START Extracted data

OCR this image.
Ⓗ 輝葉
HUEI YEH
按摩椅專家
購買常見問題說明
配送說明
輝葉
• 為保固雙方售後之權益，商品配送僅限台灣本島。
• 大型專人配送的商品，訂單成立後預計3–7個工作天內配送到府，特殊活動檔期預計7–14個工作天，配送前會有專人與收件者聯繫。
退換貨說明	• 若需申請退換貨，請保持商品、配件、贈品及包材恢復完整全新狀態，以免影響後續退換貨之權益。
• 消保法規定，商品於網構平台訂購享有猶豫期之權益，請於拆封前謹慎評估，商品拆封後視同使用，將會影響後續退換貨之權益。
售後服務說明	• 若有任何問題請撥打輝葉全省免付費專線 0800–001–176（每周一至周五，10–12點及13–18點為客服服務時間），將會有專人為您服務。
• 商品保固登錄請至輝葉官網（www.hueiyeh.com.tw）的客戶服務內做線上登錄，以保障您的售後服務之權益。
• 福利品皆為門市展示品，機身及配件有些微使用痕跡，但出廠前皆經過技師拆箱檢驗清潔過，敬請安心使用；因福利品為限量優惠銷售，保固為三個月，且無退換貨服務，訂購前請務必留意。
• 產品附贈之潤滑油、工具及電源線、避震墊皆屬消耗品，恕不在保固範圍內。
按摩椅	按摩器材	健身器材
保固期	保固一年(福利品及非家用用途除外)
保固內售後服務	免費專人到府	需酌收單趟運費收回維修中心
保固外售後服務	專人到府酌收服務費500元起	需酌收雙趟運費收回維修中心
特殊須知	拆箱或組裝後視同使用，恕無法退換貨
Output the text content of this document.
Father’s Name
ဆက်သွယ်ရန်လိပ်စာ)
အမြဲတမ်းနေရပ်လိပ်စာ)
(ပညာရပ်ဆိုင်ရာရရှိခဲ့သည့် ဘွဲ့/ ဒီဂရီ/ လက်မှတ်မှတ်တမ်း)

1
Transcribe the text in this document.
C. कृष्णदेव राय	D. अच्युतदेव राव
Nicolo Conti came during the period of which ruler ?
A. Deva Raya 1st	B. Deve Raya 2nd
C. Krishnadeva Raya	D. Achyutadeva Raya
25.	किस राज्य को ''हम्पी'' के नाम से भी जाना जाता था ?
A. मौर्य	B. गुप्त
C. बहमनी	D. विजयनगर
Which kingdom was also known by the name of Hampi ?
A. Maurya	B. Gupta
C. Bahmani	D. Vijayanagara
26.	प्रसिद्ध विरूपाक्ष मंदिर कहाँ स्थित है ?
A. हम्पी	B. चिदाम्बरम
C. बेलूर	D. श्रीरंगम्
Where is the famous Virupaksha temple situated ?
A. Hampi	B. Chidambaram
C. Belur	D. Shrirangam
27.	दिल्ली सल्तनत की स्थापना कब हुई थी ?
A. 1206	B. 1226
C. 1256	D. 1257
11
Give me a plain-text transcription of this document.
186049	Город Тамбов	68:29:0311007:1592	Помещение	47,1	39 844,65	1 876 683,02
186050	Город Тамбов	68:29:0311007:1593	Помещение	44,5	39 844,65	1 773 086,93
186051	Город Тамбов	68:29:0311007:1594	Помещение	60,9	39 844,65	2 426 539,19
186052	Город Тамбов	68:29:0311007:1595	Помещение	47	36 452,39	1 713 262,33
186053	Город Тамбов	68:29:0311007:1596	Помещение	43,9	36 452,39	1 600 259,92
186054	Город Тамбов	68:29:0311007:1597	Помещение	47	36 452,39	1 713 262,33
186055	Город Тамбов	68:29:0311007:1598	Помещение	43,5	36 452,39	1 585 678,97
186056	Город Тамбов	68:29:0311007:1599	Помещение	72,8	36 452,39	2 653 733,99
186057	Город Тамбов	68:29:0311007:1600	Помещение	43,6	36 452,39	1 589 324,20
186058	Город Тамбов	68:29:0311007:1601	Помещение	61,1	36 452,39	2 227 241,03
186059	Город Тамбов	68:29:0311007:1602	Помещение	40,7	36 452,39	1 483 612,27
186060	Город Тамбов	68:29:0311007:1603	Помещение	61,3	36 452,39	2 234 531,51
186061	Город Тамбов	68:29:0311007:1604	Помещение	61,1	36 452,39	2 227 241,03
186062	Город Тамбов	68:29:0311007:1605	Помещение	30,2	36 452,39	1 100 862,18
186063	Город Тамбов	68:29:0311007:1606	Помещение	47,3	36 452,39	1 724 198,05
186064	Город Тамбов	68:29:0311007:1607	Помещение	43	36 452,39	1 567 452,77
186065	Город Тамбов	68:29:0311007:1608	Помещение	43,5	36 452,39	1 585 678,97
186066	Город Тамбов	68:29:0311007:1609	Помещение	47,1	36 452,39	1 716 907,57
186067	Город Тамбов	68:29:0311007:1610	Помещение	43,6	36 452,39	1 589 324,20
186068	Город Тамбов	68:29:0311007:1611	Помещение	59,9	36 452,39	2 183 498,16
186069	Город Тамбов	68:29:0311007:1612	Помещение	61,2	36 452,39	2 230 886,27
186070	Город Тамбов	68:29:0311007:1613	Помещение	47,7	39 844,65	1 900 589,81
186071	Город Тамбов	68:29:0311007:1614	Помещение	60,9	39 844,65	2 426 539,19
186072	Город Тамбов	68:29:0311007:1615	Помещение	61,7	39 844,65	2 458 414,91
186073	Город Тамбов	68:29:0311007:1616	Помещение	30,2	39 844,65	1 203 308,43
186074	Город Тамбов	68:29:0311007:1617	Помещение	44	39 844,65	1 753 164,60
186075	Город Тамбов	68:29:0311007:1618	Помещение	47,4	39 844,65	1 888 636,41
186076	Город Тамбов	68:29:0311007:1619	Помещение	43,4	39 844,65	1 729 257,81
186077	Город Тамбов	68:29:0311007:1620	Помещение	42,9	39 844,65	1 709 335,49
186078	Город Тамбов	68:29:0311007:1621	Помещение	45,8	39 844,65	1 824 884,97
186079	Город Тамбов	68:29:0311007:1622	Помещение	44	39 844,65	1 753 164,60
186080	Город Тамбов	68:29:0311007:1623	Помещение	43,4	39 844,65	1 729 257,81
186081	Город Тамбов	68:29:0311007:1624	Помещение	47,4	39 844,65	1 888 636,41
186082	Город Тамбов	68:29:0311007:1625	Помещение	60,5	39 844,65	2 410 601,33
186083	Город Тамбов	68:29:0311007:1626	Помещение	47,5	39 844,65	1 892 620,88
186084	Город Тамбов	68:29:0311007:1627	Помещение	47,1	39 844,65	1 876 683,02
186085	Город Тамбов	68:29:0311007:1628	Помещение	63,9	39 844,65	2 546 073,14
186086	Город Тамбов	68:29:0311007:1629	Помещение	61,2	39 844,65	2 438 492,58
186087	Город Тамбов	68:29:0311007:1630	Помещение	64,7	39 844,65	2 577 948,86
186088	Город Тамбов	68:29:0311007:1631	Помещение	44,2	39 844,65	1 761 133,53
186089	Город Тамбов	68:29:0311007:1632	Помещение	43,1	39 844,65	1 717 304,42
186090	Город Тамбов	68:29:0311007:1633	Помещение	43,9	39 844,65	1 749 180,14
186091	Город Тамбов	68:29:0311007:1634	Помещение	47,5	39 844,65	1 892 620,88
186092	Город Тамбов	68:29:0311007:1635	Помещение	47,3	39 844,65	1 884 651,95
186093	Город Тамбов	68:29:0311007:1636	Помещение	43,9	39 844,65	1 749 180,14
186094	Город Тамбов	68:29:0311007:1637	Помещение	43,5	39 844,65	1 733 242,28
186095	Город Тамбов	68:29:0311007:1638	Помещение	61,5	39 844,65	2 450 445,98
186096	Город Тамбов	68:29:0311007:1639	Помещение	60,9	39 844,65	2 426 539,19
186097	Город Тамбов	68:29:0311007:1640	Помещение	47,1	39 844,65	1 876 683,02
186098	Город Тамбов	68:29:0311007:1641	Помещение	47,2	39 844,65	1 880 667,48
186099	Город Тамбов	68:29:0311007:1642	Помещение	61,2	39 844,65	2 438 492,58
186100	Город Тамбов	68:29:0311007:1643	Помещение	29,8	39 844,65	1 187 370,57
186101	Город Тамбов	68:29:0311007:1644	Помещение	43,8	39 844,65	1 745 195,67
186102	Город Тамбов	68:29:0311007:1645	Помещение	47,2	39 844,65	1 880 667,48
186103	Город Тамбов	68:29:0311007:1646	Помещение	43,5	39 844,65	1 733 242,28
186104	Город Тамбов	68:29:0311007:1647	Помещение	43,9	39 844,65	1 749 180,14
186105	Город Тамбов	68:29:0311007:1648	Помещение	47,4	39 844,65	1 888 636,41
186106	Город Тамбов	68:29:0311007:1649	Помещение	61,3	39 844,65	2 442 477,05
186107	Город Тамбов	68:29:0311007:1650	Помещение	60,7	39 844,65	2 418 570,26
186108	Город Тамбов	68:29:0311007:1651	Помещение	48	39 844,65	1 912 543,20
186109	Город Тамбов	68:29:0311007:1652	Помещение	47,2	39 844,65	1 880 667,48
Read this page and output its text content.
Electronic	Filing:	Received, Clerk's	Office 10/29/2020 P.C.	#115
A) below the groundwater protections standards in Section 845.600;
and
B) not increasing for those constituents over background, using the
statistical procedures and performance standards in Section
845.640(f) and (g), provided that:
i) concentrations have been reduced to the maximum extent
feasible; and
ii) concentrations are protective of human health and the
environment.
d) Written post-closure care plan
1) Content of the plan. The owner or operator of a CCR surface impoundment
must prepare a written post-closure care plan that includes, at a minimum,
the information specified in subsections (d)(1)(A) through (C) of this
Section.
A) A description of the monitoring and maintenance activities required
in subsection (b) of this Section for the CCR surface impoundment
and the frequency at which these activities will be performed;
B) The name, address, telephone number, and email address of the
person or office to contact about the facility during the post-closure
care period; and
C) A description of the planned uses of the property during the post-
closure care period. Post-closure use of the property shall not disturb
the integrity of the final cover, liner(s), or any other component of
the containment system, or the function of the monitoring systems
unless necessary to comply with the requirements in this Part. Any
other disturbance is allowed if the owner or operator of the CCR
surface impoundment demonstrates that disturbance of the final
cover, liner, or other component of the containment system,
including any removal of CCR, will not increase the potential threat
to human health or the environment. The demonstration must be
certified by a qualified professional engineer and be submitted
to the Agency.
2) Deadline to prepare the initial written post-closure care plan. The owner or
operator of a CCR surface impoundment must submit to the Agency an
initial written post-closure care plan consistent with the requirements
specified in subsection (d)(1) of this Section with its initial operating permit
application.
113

END Extracted data

▸ Task details:
Which lines hold the word "concentrations"? Return all of them from the records above.

▸ Answer to this task:
i) concentrations have been reduced to the maximum extent
ii) concentrations are protective of human health and the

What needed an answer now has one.